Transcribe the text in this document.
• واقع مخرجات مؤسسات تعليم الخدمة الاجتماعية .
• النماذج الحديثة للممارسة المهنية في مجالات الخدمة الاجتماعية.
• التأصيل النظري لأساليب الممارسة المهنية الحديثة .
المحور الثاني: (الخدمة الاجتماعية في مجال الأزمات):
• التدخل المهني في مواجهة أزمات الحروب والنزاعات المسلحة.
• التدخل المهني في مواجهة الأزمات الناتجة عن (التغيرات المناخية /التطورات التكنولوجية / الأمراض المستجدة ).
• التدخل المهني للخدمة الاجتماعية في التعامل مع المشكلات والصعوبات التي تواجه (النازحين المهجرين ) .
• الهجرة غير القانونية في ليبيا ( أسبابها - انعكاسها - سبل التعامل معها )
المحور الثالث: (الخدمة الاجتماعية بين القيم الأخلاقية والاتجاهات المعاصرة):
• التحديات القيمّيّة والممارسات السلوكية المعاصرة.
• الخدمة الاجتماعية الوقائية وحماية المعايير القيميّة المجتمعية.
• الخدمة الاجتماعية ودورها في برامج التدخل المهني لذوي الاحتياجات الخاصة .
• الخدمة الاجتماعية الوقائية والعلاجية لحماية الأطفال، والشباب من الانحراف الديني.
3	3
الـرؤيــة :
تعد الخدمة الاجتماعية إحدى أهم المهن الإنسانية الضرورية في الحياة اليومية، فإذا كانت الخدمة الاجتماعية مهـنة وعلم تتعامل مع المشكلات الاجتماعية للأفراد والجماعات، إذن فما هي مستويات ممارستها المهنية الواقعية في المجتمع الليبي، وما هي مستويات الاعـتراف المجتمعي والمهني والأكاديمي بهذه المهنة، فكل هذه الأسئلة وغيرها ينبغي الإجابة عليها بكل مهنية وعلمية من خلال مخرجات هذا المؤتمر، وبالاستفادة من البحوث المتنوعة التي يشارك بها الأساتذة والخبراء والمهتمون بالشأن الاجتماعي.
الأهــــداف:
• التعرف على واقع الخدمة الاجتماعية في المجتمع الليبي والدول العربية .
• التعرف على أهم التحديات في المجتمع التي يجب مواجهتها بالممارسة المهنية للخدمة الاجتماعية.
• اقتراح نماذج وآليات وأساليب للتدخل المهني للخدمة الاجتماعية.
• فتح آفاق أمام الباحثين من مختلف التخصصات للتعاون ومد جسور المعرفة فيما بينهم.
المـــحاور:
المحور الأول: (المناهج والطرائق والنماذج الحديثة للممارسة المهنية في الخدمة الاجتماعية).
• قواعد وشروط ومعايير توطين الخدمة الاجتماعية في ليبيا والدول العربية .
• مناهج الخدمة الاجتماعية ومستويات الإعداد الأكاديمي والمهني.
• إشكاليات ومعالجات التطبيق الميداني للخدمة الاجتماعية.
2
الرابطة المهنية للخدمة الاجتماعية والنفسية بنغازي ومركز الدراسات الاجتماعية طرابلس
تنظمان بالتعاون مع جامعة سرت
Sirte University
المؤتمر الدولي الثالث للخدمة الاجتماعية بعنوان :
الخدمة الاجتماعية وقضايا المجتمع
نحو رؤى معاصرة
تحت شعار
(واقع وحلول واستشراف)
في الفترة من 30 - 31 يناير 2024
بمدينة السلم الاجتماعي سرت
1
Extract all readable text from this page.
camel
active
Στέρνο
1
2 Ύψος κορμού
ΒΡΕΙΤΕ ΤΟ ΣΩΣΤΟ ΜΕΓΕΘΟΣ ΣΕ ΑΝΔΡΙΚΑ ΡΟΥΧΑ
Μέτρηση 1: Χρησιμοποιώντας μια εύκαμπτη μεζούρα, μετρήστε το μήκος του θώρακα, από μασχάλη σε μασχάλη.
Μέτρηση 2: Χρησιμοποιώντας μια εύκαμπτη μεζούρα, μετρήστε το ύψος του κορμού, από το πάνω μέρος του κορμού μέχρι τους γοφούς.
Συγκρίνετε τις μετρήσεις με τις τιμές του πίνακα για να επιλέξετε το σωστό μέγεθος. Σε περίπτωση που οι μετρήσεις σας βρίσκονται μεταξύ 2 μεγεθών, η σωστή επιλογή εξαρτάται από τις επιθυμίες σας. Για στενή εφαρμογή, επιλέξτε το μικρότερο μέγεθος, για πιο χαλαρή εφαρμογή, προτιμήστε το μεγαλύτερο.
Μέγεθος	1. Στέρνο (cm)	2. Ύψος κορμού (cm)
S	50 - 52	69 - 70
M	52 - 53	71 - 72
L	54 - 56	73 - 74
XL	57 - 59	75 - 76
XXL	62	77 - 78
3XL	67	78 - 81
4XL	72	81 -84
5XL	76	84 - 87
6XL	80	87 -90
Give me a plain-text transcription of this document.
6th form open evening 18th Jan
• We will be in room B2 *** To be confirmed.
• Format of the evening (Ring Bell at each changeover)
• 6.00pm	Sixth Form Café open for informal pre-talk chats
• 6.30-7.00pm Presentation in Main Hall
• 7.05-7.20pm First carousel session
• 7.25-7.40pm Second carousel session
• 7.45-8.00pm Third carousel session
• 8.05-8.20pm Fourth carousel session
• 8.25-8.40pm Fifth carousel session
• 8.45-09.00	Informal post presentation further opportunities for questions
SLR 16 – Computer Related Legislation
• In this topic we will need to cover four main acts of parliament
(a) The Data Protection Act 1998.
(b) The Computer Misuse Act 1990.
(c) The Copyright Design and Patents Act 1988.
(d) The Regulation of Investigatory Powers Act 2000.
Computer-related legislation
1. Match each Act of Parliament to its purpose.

###

Task =
Copy all the records above exactly, missing none.

The answer =
Transcribe the text in this document.
• واقع مخرجات مؤسسات تعليم الخدمة الاجتماعية .
• النماذج الحديثة للممارسة المهنية في مجالات الخدمة الاجتماعية.
• التأصيل النظري لأساليب الممارسة المهنية الحديثة .
المحور الثاني: (الخدمة الاجتماعية في مجال الأزمات):
• التدخل المهني في مواجهة أزمات الحروب والنزاعات المسلحة.
• التدخل المهني في مواجهة الأزمات الناتجة عن (التغيرات المناخية /التطورات التكنولوجية / الأمراض المستجدة ).
• التدخل المهني للخدمة الاجتماعية في التعامل مع المشكلات والصعوبات التي تواجه (النازحين المهجرين ) .
• الهجرة غير القانونية في ليبيا ( أسبابها - انعكاسها - سبل التعامل معها )
المحور الثالث: (الخدمة الاجتماعية بين القيم الأخلاقية والاتجاهات المعاصرة):
• التحديات القيمّيّة والممارسات السلوكية المعاصرة.
• الخدمة الاجتماعية الوقائية وحماية المعايير القيميّة المجتمعية.
• الخدمة الاجتماعية ودورها في برامج التدخل المهني لذوي الاحتياجات الخاصة .
• الخدمة الاجتماعية الوقائية والعلاجية لحماية الأطفال، والشباب من الانحراف الديني.
3	3
الـرؤيــة :
تعد الخدمة الاجتماعية إحدى أهم المهن الإنسانية الضرورية في الحياة اليومية، فإذا كانت الخدمة الاجتماعية مهـنة وعلم تتعامل مع المشكلات الاجتماعية للأفراد والجماعات، إذن فما هي مستويات ممارستها المهنية الواقعية في المجتمع الليبي، وما هي مستويات الاعـتراف المجتمعي والمهني والأكاديمي بهذه المهنة، فكل هذه الأسئلة وغيرها ينبغي الإجابة عليها بكل مهنية وعلمية من خلال مخرجات هذا المؤتمر، وبالاستفادة من البحوث المتنوعة التي يشارك بها الأساتذة والخبراء والمهتمون بالشأن الاجتماعي.
الأهــــداف:
• التعرف على واقع الخدمة الاجتماعية في المجتمع الليبي والدول العربية .
• التعرف على أهم التحديات في المجتمع التي يجب مواجهتها بالممارسة المهنية للخدمة الاجتماعية.
• اقتراح نماذج وآليات وأساليب للتدخل المهني للخدمة الاجتماعية.
• فتح آفاق أمام الباحثين من مختلف التخصصات للتعاون ومد جسور المعرفة فيما بينهم.
المـــحاور:
المحور الأول: (المناهج والطرائق والنماذج الحديثة للممارسة المهنية في الخدمة الاجتماعية).
• قواعد وشروط ومعايير توطين الخدمة الاجتماعية في ليبيا والدول العربية .
• مناهج الخدمة الاجتماعية ومستويات الإعداد الأكاديمي والمهني.
• إشكاليات ومعالجات التطبيق الميداني للخدمة الاجتماعية.
2
الرابطة المهنية للخدمة الاجتماعية والنفسية بنغازي ومركز الدراسات الاجتماعية طرابلس
تنظمان بالتعاون مع جامعة سرت
Sirte University
المؤتمر الدولي الثالث للخدمة الاجتماعية بعنوان :
الخدمة الاجتماعية وقضايا المجتمع
نحو رؤى معاصرة
تحت شعار
(واقع وحلول واستشراف)
في الفترة من 30 - 31 يناير 2024
بمدينة السلم الاجتماعي سرت
1
Extract all readable text from this page.
camel
active
Στέρνο
1
2 Ύψος κορμού
ΒΡΕΙΤΕ ΤΟ ΣΩΣΤΟ ΜΕΓΕΘΟΣ ΣΕ ΑΝΔΡΙΚΑ ΡΟΥΧΑ
Μέτρηση 1: Χρησιμοποιώντας μια εύκαμπτη μεζούρα, μετρήστε το μήκος του θώρακα, από μασχάλη σε μασχάλη.
Μέτρηση 2: Χρησιμοποιώντας μια εύκαμπτη μεζούρα, μετρήστε το ύψος του κορμού, από το πάνω μέρος του κορμού μέχρι τους γοφούς.
Συγκρίνετε τις μετρήσεις με τις τιμές του πίνακα για να επιλέξετε το σωστό μέγεθος. Σε περίπτωση που οι μετρήσεις σας βρίσκονται μεταξύ 2 μεγεθών, η σωστή επιλογή εξαρτάται από τις επιθυμίες σας. Για στενή εφαρμογή, επιλέξτε το μικρότερο μέγεθος, για πιο χαλαρή εφαρμογή, προτιμήστε το μεγαλύτερο.
Μέγεθος	1. Στέρνο (cm)	2. Ύψος κορμού (cm)
S	50 - 52	69 - 70
M	52 - 53	71 - 72
L	54 - 56	73 - 74
XL	57 - 59	75 - 76
XXL	62	77 - 78
3XL	67	78 - 81
4XL	72	81 -84
5XL	76	84 - 87
6XL	80	87 -90
Give me a plain-text transcription of this document.
6th form open evening 18th Jan
• We will be in room B2 *** To be confirmed.
• Format of the evening (Ring Bell at each changeover)
• 6.00pm	Sixth Form Café open for informal pre-talk chats
• 6.30-7.00pm Presentation in Main Hall
• 7.05-7.20pm First carousel session
• 7.25-7.40pm Second carousel session
• 7.45-8.00pm Third carousel session
• 8.05-8.20pm Fourth carousel session
• 8.25-8.40pm Fifth carousel session
• 8.45-09.00	Informal post presentation further opportunities for questions
SLR 16 – Computer Related Legislation
• In this topic we will need to cover four main acts of parliament
(a) The Data Protection Act 1998.
(b) The Computer Misuse Act 1990.
(c) The Copyright Design and Patents Act 1988.
(d) The Regulation of Investigatory Powers Act 2000.
Computer-related legislation
1. Match each Act of Parliament to its purpose.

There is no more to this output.